§ **JOB**: The listing beneath should be written out in full, exactly as shown.

§ **INFORMATION GIVEN**:
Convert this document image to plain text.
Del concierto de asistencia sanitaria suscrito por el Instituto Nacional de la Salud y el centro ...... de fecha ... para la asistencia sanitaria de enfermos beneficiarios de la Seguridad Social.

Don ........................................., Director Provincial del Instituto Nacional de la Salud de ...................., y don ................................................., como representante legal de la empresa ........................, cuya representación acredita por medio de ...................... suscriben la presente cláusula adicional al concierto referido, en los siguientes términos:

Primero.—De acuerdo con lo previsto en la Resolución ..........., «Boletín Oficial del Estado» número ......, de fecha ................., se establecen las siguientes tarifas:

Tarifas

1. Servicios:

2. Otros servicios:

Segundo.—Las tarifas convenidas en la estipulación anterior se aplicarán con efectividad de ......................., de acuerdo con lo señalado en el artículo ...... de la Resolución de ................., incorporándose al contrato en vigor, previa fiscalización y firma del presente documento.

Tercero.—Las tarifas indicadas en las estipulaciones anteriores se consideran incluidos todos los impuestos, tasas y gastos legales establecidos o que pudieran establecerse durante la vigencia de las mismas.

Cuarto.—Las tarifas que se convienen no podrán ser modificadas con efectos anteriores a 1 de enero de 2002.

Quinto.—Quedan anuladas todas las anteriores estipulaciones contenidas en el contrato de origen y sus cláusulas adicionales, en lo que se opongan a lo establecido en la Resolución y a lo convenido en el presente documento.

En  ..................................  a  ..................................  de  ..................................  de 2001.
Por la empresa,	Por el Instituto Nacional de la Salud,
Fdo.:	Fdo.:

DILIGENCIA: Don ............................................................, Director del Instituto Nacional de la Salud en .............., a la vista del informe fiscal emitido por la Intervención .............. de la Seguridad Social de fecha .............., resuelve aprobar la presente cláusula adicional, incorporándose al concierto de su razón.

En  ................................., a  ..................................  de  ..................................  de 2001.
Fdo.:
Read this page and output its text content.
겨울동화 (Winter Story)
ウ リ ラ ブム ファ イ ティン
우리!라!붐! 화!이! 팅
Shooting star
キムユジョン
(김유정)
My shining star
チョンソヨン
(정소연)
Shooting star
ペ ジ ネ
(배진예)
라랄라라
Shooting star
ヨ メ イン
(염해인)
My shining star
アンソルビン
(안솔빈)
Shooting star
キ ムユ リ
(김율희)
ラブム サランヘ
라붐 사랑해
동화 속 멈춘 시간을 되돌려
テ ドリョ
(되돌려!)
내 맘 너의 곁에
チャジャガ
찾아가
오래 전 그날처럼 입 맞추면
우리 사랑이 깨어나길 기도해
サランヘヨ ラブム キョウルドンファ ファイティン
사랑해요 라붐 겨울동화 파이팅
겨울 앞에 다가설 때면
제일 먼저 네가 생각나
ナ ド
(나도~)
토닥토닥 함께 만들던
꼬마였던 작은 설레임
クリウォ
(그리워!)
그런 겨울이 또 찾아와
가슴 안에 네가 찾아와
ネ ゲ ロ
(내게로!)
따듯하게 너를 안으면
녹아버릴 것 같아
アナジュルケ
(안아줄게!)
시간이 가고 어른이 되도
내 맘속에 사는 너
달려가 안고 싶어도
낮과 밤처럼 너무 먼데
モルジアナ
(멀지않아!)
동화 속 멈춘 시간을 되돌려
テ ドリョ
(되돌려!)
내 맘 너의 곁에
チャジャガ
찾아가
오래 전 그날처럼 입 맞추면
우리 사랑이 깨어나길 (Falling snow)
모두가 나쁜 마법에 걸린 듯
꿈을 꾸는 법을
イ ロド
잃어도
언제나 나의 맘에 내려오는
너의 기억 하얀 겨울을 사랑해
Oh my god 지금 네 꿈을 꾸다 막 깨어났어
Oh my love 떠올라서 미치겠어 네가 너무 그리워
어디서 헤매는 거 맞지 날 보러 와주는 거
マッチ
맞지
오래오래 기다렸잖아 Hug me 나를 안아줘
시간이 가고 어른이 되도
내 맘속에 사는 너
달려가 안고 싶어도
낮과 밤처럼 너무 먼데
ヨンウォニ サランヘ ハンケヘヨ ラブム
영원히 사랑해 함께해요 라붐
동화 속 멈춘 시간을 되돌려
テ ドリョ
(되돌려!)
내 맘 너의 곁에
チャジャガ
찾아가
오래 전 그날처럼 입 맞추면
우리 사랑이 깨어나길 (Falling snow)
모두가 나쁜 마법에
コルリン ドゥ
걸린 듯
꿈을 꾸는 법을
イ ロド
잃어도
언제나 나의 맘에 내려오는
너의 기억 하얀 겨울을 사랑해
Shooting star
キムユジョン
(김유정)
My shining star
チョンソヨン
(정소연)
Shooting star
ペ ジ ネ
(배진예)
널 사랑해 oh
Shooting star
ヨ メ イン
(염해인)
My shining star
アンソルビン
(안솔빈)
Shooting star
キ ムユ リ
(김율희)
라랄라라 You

§ **COMPLETE OUTPUT**:
Convert this document image to plain text.
Del concierto de asistencia sanitaria suscrito por el Instituto Nacional de la Salud y el centro ...... de fecha ... para la asistencia sanitaria de enfermos beneficiarios de la Seguridad Social.

Don ........................................., Director Provincial del Instituto Nacional de la Salud de ...................., y don ................................................., como representante legal de la empresa ........................, cuya representación acredita por medio de ...................... suscriben la presente cláusula adicional al concierto referido, en los siguientes términos:

Primero.—De acuerdo con lo previsto en la Resolución ..........., «Boletín Oficial del Estado» número ......, de fecha ................., se establecen las siguientes tarifas:

Tarifas

1. Servicios:

2. Otros servicios:

Segundo.—Las tarifas convenidas en la estipulación anterior se aplicarán con efectividad de ......................., de acuerdo con lo señalado en el artículo ...... de la Resolución de ................., incorporándose al contrato en vigor, previa fiscalización y firma del presente documento.

Tercero.—Las tarifas indicadas en las estipulaciones anteriores se consideran incluidos todos los impuestos, tasas y gastos legales establecidos o que pudieran establecerse durante la vigencia de las mismas.

Cuarto.—Las tarifas que se convienen no podrán ser modificadas con efectos anteriores a 1 de enero de 2002.

Quinto.—Quedan anuladas todas las anteriores estipulaciones contenidas en el contrato de origen y sus cláusulas adicionales, en lo que se opongan a lo establecido en la Resolución y a lo convenido en el presente documento.

En  ..................................  a  ..................................  de  ..................................  de 2001.
Por la empresa,	Por el Instituto Nacional de la Salud,
Fdo.:	Fdo.:

DILIGENCIA: Don ............................................................, Director del Instituto Nacional de la Salud en .............., a la vista del informe fiscal emitido por la Intervención .............. de la Seguridad Social de fecha .............., resuelve aprobar la presente cláusula adicional, incorporándose al concierto de su razón.

En  ................................., a  ..................................  de  ..................................  de 2001.
Fdo.:
Read this page and output its text content.
겨울동화 (Winter Story)
ウ リ ラ ブム ファ イ ティン
우리!라!붐! 화!이! 팅
Shooting star
キムユジョン
(김유정)
My shining star
チョンソヨン
(정소연)
Shooting star
ペ ジ ネ
(배진예)
라랄라라
Shooting star
ヨ メ イン
(염해인)
My shining star
アンソルビン
(안솔빈)
Shooting star
キ ムユ リ
(김율희)
ラブム サランヘ
라붐 사랑해
동화 속 멈춘 시간을 되돌려
テ ドリョ
(되돌려!)
내 맘 너의 곁에
チャジャガ
찾아가
오래 전 그날처럼 입 맞추면
우리 사랑이 깨어나길 기도해
サランヘヨ ラブム キョウルドンファ ファイティン
사랑해요 라붐 겨울동화 파이팅
겨울 앞에 다가설 때면
제일 먼저 네가 생각나
ナ ド
(나도~)
토닥토닥 함께 만들던
꼬마였던 작은 설레임
クリウォ
(그리워!)
그런 겨울이 또 찾아와
가슴 안에 네가 찾아와
ネ ゲ ロ
(내게로!)
따듯하게 너를 안으면
녹아버릴 것 같아
アナジュルケ
(안아줄게!)
시간이 가고 어른이 되도
내 맘속에 사는 너
달려가 안고 싶어도
낮과 밤처럼 너무 먼데
モルジアナ
(멀지않아!)
동화 속 멈춘 시간을 되돌려
テ ドリョ
(되돌려!)
내 맘 너의 곁에
チャジャガ
찾아가
오래 전 그날처럼 입 맞추면
우리 사랑이 깨어나길 (Falling snow)
모두가 나쁜 마법에 걸린 듯
꿈을 꾸는 법을
イ ロド
잃어도
언제나 나의 맘에 내려오는
너의 기억 하얀 겨울을 사랑해
Oh my god 지금 네 꿈을 꾸다 막 깨어났어
Oh my love 떠올라서 미치겠어 네가 너무 그리워
어디서 헤매는 거 맞지 날 보러 와주는 거
マッチ
맞지
오래오래 기다렸잖아 Hug me 나를 안아줘
시간이 가고 어른이 되도
내 맘속에 사는 너
달려가 안고 싶어도
낮과 밤처럼 너무 먼데
ヨンウォニ サランヘ ハンケヘヨ ラブム
영원히 사랑해 함께해요 라붐
동화 속 멈춘 시간을 되돌려
テ ドリョ
(되돌려!)
내 맘 너의 곁에
チャジャガ
찾아가
오래 전 그날처럼 입 맞추면
우리 사랑이 깨어나길 (Falling snow)
모두가 나쁜 마법에
コルリン ドゥ
걸린 듯
꿈을 꾸는 법을
イ ロド
잃어도
언제나 나의 맘에 내려오는
너의 기억 하얀 겨울을 사랑해
Shooting star
キムユジョン
(김유정)
My shining star
チョンソヨン
(정소연)
Shooting star
ペ ジ ネ
(배진예)
널 사랑해 oh
Shooting star
ヨ メ イン
(염해인)
My shining star
アンソルビン
(안솔빈)
Shooting star
キ ムユ リ
(김율희)
라랄라라 You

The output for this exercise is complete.